Annotated element listings:
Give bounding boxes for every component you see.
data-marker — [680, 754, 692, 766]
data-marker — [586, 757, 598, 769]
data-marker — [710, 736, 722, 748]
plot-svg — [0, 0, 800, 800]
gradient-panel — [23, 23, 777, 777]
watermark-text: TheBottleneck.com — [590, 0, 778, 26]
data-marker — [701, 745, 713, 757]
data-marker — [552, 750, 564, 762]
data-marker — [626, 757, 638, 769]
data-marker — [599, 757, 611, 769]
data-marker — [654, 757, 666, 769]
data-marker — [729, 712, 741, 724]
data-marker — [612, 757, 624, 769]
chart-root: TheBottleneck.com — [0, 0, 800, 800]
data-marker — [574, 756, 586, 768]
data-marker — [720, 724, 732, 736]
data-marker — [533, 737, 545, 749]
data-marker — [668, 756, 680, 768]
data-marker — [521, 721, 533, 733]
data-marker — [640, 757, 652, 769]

▶ TASK TO CARRY OUT: Rewrite the material with every occurrence of "data-marker" changed to "point-marker", leaving all other text unchanged.

▶ EXERCISE RESULT:
Give bounding boxes for every component you see.
point-marker — [680, 754, 692, 766]
point-marker — [586, 757, 598, 769]
point-marker — [710, 736, 722, 748]
plot-svg — [0, 0, 800, 800]
gradient-panel — [23, 23, 777, 777]
watermark-text: TheBottleneck.com — [590, 0, 778, 26]
point-marker — [701, 745, 713, 757]
point-marker — [552, 750, 564, 762]
point-marker — [626, 757, 638, 769]
point-marker — [599, 757, 611, 769]
point-marker — [654, 757, 666, 769]
point-marker — [729, 712, 741, 724]
point-marker — [612, 757, 624, 769]
chart-root: TheBottleneck.com — [0, 0, 800, 800]
point-marker — [574, 756, 586, 768]
point-marker — [720, 724, 732, 736]
point-marker — [533, 737, 545, 749]
point-marker — [668, 756, 680, 768]
point-marker — [521, 721, 533, 733]
point-marker — [640, 757, 652, 769]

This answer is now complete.